What is asked
Using the entries that follow, state how many lines contain the word "ráta". The response is that number and nothing more.

···

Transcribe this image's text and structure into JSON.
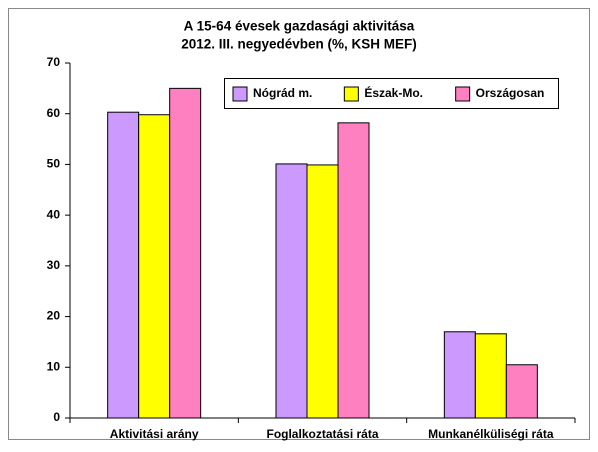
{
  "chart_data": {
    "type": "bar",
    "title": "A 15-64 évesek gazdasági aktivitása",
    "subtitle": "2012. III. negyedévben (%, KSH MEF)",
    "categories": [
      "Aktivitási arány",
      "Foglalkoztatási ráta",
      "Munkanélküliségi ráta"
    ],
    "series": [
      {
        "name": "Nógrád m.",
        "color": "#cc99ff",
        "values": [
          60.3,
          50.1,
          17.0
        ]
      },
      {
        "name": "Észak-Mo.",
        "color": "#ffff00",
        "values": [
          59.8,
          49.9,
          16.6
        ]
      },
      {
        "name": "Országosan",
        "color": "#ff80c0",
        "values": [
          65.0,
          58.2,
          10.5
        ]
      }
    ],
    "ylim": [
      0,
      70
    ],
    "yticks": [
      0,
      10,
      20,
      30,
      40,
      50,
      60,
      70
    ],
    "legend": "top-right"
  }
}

···

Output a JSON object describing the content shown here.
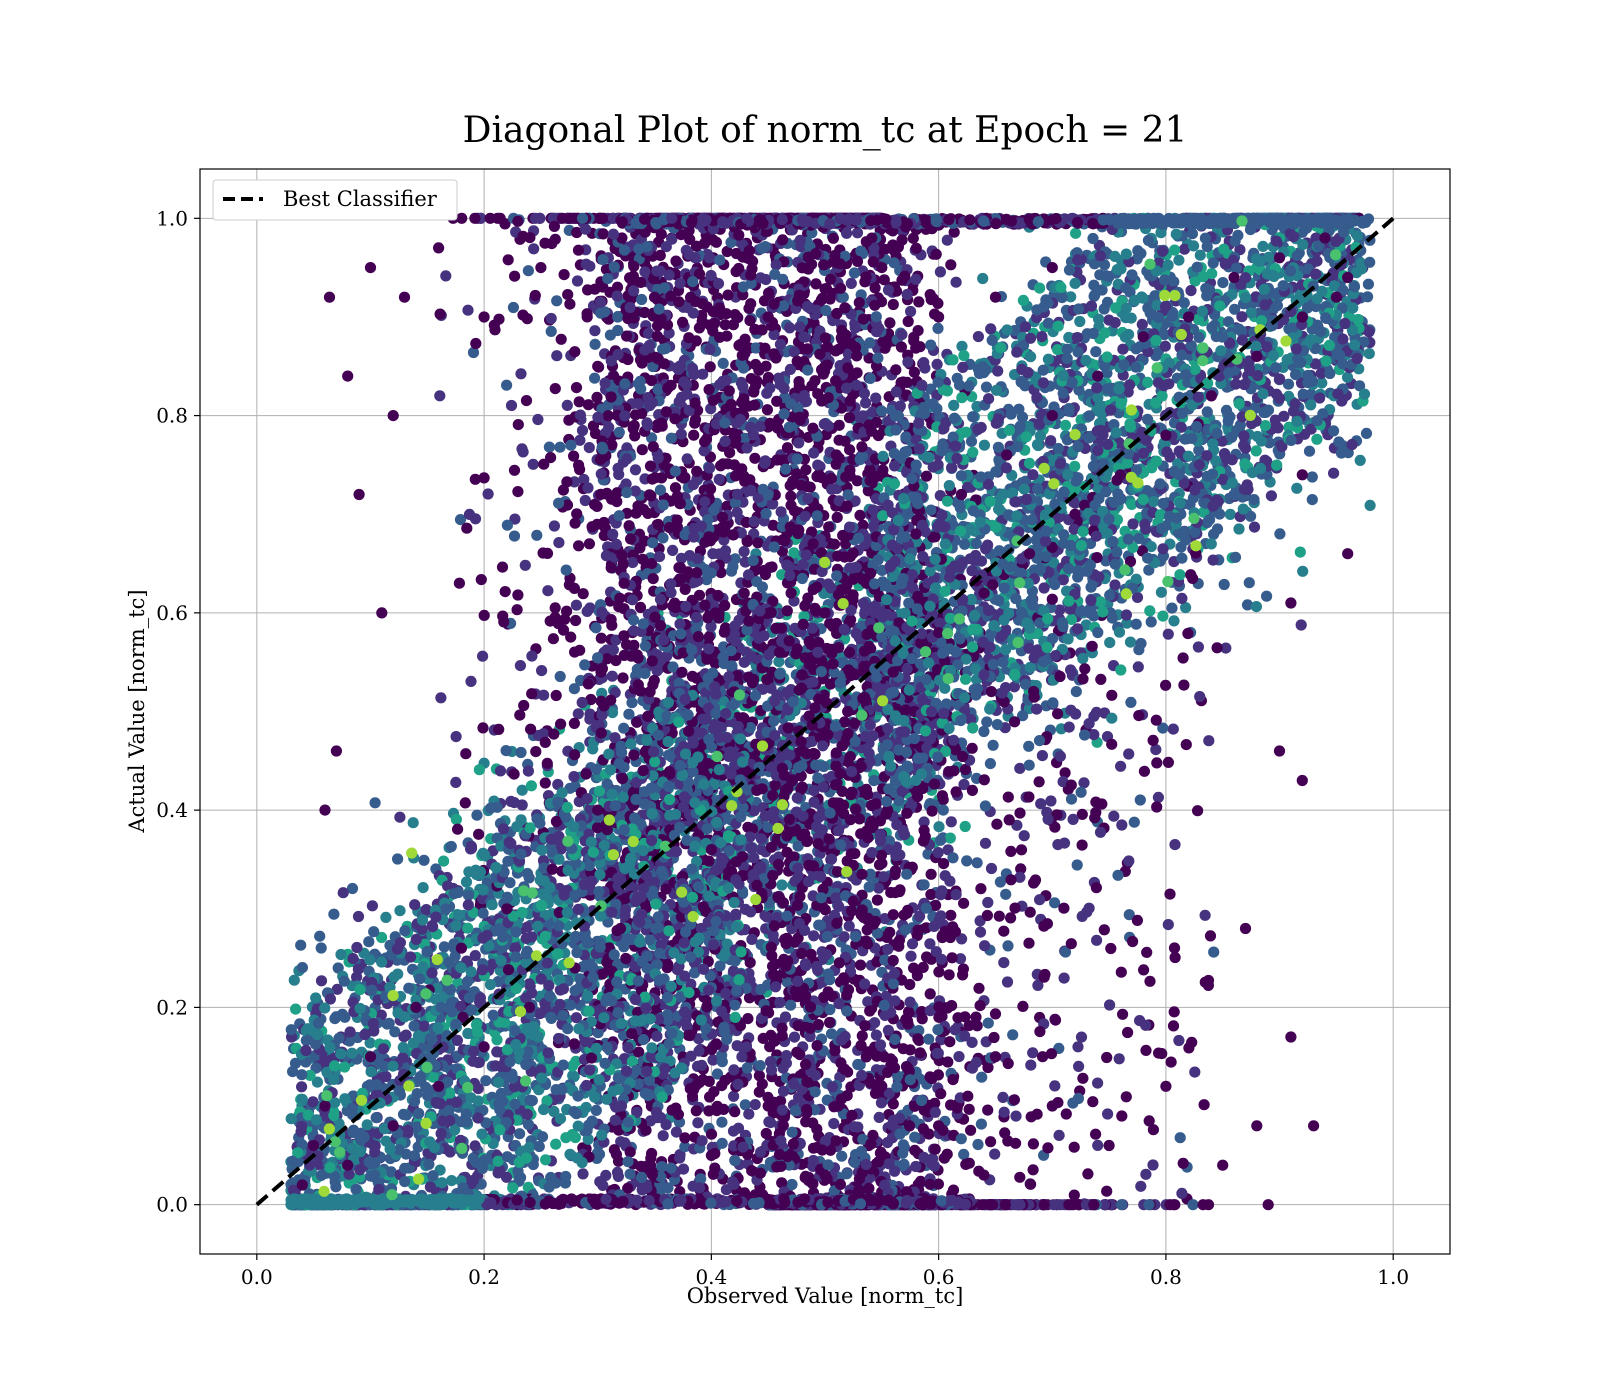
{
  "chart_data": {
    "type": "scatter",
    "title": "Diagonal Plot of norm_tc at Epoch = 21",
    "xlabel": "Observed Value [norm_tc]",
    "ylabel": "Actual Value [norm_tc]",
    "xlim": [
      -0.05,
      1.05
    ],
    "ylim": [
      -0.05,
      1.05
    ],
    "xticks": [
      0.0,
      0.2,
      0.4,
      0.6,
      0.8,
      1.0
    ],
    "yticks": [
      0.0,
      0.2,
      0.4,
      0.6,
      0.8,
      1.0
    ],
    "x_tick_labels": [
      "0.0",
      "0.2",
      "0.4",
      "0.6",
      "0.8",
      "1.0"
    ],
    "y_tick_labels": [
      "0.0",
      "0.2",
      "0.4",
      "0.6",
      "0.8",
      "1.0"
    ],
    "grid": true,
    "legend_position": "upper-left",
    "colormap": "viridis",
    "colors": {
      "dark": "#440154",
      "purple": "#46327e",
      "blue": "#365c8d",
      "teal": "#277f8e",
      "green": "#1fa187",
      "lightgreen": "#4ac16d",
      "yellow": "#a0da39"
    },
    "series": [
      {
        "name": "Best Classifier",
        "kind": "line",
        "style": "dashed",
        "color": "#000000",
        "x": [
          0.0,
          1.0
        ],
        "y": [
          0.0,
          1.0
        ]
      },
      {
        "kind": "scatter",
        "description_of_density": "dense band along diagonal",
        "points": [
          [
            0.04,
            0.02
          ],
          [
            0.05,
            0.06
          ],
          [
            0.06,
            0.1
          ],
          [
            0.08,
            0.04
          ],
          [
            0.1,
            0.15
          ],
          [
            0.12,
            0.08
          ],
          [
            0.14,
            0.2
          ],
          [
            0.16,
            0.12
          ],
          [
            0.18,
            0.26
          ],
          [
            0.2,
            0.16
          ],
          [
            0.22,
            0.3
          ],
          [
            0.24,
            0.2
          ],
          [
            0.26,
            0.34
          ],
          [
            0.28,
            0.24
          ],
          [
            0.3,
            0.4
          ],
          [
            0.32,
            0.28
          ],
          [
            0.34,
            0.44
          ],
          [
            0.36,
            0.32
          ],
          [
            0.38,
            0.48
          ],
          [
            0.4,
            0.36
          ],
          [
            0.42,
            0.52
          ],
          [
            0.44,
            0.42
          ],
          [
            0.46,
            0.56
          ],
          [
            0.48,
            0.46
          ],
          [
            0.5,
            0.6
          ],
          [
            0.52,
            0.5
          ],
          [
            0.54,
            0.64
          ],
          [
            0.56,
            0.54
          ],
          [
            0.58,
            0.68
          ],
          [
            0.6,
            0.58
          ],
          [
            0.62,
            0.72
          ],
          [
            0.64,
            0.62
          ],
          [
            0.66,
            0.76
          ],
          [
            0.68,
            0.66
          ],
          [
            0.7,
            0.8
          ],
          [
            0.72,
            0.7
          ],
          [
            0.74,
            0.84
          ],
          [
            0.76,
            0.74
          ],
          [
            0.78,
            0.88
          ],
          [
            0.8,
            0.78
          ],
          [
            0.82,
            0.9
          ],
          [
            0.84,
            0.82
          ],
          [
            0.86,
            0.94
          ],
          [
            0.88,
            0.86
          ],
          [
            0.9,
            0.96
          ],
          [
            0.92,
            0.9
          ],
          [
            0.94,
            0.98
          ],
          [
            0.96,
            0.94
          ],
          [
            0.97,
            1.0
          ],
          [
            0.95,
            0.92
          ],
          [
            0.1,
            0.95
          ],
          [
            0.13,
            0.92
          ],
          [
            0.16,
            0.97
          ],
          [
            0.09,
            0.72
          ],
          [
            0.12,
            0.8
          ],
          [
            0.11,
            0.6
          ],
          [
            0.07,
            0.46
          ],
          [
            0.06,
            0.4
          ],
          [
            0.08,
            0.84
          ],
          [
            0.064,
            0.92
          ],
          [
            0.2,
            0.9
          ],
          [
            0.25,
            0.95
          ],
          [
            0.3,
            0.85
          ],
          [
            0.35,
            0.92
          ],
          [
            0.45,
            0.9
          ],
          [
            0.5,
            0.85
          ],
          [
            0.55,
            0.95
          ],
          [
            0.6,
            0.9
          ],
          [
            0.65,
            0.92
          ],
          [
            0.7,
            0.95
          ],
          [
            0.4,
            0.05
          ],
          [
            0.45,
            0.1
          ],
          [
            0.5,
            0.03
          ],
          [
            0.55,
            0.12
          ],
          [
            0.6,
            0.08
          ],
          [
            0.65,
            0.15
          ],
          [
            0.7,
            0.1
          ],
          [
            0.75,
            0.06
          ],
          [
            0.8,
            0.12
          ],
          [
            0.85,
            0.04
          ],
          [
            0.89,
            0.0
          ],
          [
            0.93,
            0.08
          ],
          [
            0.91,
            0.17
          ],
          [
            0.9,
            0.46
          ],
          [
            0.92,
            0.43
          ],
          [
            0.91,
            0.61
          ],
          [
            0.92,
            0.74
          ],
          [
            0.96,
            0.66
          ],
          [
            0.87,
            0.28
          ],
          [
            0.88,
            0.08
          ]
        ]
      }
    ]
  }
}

···

Correct response
2